▶ _Written problem_: In the records below, work out how many lines hold the word "colher". Report the number alone.

Start of Supplied entries

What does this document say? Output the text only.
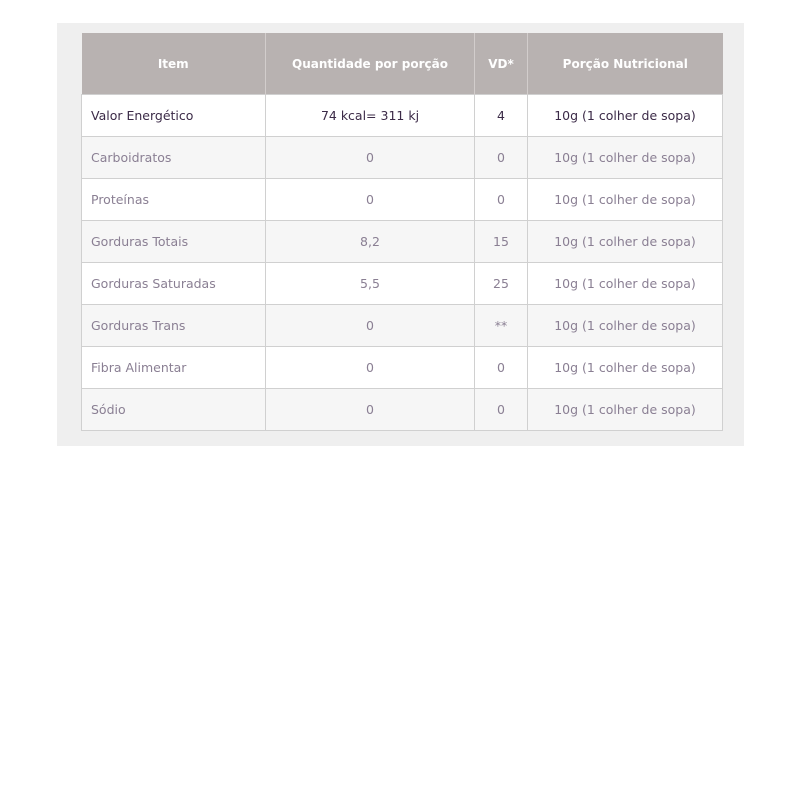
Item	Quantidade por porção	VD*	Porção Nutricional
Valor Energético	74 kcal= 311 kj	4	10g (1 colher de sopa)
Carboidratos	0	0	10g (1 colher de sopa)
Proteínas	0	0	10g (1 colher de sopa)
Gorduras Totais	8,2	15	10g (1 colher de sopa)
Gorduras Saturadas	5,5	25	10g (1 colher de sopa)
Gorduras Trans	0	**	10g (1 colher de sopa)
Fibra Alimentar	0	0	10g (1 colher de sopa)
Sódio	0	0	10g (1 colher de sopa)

End of Supplied entries

▶ _Correct answer_: 8